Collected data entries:
================

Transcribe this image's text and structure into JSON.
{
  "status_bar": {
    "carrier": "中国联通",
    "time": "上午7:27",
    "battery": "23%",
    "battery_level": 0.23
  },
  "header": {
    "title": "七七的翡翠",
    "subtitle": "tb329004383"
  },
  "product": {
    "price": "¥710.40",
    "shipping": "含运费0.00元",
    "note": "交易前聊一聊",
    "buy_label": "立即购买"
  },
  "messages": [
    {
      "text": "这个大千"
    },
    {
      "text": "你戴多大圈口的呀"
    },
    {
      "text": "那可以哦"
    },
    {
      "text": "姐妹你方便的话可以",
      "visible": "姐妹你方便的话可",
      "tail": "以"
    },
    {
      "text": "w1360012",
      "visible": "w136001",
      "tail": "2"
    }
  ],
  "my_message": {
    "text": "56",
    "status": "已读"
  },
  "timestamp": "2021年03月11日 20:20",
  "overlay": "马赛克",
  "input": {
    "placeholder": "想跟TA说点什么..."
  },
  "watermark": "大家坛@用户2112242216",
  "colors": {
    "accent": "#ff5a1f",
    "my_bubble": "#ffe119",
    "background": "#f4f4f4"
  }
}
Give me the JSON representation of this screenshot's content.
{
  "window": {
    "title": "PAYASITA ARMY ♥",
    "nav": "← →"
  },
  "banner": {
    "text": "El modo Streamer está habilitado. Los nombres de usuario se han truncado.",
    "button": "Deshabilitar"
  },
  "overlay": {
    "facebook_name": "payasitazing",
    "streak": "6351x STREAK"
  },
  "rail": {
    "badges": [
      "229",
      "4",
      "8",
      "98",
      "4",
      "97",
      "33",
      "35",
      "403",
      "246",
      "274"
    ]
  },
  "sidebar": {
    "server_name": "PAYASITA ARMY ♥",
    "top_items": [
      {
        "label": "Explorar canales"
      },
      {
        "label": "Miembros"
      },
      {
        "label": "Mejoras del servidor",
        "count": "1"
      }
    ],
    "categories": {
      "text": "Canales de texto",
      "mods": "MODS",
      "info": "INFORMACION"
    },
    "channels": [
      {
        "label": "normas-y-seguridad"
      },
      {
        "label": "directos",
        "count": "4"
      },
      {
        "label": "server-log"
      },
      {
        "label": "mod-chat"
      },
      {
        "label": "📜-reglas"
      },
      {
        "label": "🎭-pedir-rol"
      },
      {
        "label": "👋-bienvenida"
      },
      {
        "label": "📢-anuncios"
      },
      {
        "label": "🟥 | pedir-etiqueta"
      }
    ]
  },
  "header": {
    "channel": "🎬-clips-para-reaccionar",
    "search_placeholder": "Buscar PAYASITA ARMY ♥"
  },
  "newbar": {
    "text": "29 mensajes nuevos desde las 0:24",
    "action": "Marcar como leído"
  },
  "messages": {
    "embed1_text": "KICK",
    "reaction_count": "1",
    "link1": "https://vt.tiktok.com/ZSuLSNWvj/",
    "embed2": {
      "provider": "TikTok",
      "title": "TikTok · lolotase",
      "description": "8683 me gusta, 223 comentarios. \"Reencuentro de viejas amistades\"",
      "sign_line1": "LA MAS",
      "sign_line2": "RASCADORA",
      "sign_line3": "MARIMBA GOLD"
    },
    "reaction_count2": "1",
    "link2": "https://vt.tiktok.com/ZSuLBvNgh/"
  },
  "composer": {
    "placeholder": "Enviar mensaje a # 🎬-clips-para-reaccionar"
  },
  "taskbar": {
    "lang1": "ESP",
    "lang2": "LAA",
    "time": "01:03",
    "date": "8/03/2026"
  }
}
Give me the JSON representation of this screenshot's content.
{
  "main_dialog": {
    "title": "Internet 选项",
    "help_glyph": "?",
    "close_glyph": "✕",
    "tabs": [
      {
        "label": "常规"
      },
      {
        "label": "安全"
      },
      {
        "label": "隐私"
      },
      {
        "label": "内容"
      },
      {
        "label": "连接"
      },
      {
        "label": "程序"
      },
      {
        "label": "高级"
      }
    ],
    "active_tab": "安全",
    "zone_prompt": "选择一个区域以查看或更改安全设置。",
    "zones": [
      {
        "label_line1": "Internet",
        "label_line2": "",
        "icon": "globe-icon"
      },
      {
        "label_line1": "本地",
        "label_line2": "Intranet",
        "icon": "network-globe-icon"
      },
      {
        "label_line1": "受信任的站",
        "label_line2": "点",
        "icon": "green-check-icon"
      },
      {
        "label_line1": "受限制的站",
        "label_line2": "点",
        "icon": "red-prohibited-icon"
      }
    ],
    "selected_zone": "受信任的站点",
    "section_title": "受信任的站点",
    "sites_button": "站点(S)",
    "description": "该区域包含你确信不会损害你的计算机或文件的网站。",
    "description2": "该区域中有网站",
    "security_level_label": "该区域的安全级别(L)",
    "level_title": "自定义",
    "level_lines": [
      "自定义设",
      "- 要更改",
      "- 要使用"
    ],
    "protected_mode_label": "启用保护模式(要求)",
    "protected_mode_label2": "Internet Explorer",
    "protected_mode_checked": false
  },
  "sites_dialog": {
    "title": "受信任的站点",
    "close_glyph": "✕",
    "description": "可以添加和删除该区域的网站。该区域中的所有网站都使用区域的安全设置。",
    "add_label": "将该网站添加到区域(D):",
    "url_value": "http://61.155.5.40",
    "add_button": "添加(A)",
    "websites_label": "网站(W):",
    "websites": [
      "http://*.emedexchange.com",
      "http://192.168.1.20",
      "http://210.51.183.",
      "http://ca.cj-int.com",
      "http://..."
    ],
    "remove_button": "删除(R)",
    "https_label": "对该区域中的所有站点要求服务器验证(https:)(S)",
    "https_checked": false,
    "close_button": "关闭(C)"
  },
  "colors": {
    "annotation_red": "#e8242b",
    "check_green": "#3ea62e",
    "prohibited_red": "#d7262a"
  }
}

================

__Exercise brief__
Restate the records, all of them, precisely as written.

__Finished exercise__
Transcribe this image's text and structure into JSON.
{
  "status_bar": {
    "carrier": "中国联通",
    "time": "上午7:27",
    "battery": "23%",
    "battery_level": 0.23
  },
  "header": {
    "title": "七七的翡翠",
    "subtitle": "tb329004383"
  },
  "product": {
    "price": "¥710.40",
    "shipping": "含运费0.00元",
    "note": "交易前聊一聊",
    "buy_label": "立即购买"
  },
  "messages": [
    {
      "text": "这个大千"
    },
    {
      "text": "你戴多大圈口的呀"
    },
    {
      "text": "那可以哦"
    },
    {
      "text": "姐妹你方便的话可以",
      "visible": "姐妹你方便的话可",
      "tail": "以"
    },
    {
      "text": "w1360012",
      "visible": "w136001",
      "tail": "2"
    }
  ],
  "my_message": {
    "text": "56",
    "status": "已读"
  },
  "timestamp": "2021年03月11日 20:20",
  "overlay": "马赛克",
  "input": {
    "placeholder": "想跟TA说点什么..."
  },
  "watermark": "大家坛@用户2112242216",
  "colors": {
    "accent": "#ff5a1f",
    "my_bubble": "#ffe119",
    "background": "#f4f4f4"
  }
}
Give me the JSON representation of this screenshot's content.
{
  "window": {
    "title": "PAYASITA ARMY ♥",
    "nav": "← →"
  },
  "banner": {
    "text": "El modo Streamer está habilitado. Los nombres de usuario se han truncado.",
    "button": "Deshabilitar"
  },
  "overlay": {
    "facebook_name": "payasitazing",
    "streak": "6351x STREAK"
  },
  "rail": {
    "badges": [
      "229",
      "4",
      "8",
      "98",
      "4",
      "97",
      "33",
      "35",
      "403",
      "246",
      "274"
    ]
  },
  "sidebar": {
    "server_name": "PAYASITA ARMY ♥",
    "top_items": [
      {
        "label": "Explorar canales"
      },
      {
        "label": "Miembros"
      },
      {
        "label": "Mejoras del servidor",
        "count": "1"
      }
    ],
    "categories": {
      "text": "Canales de texto",
      "mods": "MODS",
      "info": "INFORMACION"
    },
    "channels": [
      {
        "label": "normas-y-seguridad"
      },
      {
        "label": "directos",
        "count": "4"
      },
      {
        "label": "server-log"
      },
      {
        "label": "mod-chat"
      },
      {
        "label": "📜-reglas"
      },
      {
        "label": "🎭-pedir-rol"
      },
      {
        "label": "👋-bienvenida"
      },
      {
        "label": "📢-anuncios"
      },
      {
        "label": "🟥 | pedir-etiqueta"
      }
    ]
  },
  "header": {
    "channel": "🎬-clips-para-reaccionar",
    "search_placeholder": "Buscar PAYASITA ARMY ♥"
  },
  "newbar": {
    "text": "29 mensajes nuevos desde las 0:24",
    "action": "Marcar como leído"
  },
  "messages": {
    "embed1_text": "KICK",
    "reaction_count": "1",
    "link1": "https://vt.tiktok.com/ZSuLSNWvj/",
    "embed2": {
      "provider": "TikTok",
      "title": "TikTok · lolotase",
      "description": "8683 me gusta, 223 comentarios. \"Reencuentro de viejas amistades\"",
      "sign_line1": "LA MAS",
      "sign_line2": "RASCADORA",
      "sign_line3": "MARIMBA GOLD"
    },
    "reaction_count2": "1",
    "link2": "https://vt.tiktok.com/ZSuLBvNgh/"
  },
  "composer": {
    "placeholder": "Enviar mensaje a # 🎬-clips-para-reaccionar"
  },
  "taskbar": {
    "lang1": "ESP",
    "lang2": "LAA",
    "time": "01:03",
    "date": "8/03/2026"
  }
}
Give me the JSON representation of this screenshot's content.
{
  "main_dialog": {
    "title": "Internet 选项",
    "help_glyph": "?",
    "close_glyph": "✕",
    "tabs": [
      {
        "label": "常规"
      },
      {
        "label": "安全"
      },
      {
        "label": "隐私"
      },
      {
        "label": "内容"
      },
      {
        "label": "连接"
      },
      {
        "label": "程序"
      },
      {
        "label": "高级"
      }
    ],
    "active_tab": "安全",
    "zone_prompt": "选择一个区域以查看或更改安全设置。",
    "zones": [
      {
        "label_line1": "Internet",
        "label_line2": "",
        "icon": "globe-icon"
      },
      {
        "label_line1": "本地",
        "label_line2": "Intranet",
        "icon": "network-globe-icon"
      },
      {
        "label_line1": "受信任的站",
        "label_line2": "点",
        "icon": "green-check-icon"
      },
      {
        "label_line1": "受限制的站",
        "label_line2": "点",
        "icon": "red-prohibited-icon"
      }
    ],
    "selected_zone": "受信任的站点",
    "section_title": "受信任的站点",
    "sites_button": "站点(S)",
    "description": "该区域包含你确信不会损害你的计算机或文件的网站。",
    "description2": "该区域中有网站",
    "security_level_label": "该区域的安全级别(L)",
    "level_title": "自定义",
    "level_lines": [
      "自定义设",
      "- 要更改",
      "- 要使用"
    ],
    "protected_mode_label": "启用保护模式(要求)",
    "protected_mode_label2": "Internet Explorer",
    "protected_mode_checked": false
  },
  "sites_dialog": {
    "title": "受信任的站点",
    "close_glyph": "✕",
    "description": "可以添加和删除该区域的网站。该区域中的所有网站都使用区域的安全设置。",
    "add_label": "将该网站添加到区域(D):",
    "url_value": "http://61.155.5.40",
    "add_button": "添加(A)",
    "websites_label": "网站(W):",
    "websites": [
      "http://*.emedexchange.com",
      "http://192.168.1.20",
      "http://210.51.183.",
      "http://ca.cj-int.com",
      "http://..."
    ],
    "remove_button": "删除(R)",
    "https_label": "对该区域中的所有站点要求服务器验证(https:)(S)",
    "https_checked": false,
    "close_button": "关闭(C)"
  },
  "colors": {
    "annotation_red": "#e8242b",
    "check_green": "#3ea62e",
    "prohibited_red": "#d7262a"
  }
}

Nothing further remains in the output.